Find each line with the word "screenshot" and copy it.

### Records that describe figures

_ _ _ _

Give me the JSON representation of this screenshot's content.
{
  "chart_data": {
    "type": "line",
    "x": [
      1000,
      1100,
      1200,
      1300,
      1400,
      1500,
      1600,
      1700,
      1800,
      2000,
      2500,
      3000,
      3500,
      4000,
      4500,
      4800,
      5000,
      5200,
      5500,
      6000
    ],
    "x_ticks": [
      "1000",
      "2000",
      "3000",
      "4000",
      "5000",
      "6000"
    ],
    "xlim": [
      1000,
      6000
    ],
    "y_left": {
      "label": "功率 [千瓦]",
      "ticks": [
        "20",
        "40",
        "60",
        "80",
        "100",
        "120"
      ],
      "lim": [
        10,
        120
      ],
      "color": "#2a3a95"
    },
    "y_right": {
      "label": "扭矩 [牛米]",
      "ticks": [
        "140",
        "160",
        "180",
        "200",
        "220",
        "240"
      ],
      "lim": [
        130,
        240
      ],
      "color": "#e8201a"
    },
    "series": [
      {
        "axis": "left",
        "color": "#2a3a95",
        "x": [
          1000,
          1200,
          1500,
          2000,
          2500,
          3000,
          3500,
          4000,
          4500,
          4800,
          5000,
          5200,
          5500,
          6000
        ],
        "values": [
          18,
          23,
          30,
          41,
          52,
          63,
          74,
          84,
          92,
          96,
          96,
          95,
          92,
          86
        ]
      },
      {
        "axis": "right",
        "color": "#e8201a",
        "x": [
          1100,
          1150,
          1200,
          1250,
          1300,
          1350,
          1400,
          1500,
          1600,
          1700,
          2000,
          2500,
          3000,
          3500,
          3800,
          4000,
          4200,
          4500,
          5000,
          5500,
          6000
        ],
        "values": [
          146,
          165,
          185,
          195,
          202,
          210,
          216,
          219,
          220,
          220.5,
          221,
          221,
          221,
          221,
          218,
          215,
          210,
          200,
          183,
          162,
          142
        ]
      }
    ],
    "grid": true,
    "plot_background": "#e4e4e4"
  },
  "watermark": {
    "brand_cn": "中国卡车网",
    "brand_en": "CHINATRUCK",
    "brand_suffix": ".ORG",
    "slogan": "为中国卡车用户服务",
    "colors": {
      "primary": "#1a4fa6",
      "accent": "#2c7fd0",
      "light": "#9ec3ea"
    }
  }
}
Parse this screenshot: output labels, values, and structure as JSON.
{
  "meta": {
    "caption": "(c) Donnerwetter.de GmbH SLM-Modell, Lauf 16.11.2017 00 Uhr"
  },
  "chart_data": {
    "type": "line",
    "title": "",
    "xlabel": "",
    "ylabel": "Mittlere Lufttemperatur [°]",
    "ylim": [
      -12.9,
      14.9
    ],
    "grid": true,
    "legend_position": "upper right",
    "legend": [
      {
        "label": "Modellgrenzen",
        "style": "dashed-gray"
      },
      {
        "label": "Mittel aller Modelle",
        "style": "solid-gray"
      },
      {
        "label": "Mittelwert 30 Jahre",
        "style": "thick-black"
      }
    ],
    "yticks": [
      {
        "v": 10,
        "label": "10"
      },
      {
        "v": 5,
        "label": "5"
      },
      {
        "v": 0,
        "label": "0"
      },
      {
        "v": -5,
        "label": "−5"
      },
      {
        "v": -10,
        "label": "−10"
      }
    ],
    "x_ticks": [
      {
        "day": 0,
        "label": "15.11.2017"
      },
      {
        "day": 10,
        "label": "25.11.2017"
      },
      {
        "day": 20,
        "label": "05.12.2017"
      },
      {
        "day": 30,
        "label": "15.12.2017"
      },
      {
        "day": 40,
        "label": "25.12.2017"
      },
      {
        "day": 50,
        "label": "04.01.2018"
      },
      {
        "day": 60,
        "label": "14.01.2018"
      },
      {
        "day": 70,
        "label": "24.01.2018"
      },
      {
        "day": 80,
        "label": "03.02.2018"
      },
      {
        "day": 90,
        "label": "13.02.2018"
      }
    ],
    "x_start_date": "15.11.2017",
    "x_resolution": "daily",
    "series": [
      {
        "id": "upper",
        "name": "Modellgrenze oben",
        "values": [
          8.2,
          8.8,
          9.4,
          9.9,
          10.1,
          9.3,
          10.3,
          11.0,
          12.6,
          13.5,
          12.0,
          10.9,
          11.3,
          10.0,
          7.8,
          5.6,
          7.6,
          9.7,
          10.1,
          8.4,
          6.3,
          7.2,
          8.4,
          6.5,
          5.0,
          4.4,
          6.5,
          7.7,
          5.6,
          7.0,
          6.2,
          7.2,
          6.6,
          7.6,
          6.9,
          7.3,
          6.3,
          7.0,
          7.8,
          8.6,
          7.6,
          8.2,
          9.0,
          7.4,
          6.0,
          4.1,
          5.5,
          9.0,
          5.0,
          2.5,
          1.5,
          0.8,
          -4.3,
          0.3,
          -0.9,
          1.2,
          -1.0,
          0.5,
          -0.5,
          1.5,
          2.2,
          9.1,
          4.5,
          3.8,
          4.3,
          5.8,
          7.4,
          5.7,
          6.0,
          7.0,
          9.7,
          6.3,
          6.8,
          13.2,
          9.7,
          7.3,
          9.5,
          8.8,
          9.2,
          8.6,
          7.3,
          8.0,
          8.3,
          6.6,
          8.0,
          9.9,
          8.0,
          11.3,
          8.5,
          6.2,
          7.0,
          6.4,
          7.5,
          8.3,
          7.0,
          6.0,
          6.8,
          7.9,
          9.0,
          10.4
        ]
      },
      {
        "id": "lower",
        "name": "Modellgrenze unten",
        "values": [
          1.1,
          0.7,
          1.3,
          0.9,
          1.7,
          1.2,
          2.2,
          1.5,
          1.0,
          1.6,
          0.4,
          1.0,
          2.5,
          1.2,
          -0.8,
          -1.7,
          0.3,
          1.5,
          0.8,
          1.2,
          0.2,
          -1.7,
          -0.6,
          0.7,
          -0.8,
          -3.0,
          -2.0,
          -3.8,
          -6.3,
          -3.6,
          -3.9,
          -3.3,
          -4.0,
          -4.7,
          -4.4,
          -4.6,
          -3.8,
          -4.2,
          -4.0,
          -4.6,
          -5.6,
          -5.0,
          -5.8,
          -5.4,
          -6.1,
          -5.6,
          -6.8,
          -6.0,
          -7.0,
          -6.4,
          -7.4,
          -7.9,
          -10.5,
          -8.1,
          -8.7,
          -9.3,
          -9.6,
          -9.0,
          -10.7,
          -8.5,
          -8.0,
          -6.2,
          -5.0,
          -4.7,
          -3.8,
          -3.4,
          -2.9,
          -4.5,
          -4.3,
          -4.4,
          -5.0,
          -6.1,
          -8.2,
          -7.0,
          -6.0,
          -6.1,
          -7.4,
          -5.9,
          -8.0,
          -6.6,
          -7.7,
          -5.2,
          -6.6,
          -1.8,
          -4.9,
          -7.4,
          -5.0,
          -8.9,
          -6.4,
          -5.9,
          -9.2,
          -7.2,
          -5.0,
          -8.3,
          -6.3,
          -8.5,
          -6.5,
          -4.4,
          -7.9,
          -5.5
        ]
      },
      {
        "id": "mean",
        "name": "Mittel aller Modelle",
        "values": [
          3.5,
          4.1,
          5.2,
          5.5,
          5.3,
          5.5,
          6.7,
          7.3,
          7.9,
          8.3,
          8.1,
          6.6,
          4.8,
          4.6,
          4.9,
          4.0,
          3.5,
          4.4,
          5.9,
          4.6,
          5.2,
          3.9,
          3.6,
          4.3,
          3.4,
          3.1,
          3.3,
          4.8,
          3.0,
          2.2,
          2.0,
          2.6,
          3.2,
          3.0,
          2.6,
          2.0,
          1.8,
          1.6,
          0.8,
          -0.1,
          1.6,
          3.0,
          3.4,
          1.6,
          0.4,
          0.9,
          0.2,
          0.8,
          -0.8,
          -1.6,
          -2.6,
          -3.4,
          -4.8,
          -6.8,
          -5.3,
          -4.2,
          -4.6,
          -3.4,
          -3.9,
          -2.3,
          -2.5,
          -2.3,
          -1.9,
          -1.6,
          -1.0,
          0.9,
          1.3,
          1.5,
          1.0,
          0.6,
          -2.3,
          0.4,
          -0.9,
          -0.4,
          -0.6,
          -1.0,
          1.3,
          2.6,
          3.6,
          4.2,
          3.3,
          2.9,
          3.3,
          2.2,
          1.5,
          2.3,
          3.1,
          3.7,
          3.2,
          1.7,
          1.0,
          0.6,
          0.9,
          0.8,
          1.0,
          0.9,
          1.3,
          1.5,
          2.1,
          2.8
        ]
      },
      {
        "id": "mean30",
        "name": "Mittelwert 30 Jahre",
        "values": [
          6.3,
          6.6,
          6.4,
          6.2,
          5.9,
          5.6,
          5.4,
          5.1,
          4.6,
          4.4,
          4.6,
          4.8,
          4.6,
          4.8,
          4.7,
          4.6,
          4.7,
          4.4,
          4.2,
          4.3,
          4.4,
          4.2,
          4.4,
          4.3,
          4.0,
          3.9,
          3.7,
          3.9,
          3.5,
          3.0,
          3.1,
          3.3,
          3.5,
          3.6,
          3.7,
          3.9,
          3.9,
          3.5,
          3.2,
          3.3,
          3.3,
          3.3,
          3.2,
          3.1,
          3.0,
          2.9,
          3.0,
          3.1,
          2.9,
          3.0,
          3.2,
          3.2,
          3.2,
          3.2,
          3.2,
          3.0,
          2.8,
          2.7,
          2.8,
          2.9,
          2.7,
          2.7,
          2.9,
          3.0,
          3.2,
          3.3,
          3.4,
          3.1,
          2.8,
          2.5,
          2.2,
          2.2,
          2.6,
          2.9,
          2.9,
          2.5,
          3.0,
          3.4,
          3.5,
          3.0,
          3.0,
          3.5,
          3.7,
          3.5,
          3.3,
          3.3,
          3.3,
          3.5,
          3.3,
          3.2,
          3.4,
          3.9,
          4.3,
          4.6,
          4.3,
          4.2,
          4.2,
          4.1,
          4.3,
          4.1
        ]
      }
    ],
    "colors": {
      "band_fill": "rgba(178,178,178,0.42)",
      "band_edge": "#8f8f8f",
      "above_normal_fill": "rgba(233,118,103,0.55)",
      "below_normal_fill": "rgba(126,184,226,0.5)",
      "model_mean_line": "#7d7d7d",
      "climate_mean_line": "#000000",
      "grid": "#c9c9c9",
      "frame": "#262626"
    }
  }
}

_ _ _ _

### Answer in full
Give me the JSON representation of this screenshot's content.
Parse this screenshot: output labels, values, and structure as JSON.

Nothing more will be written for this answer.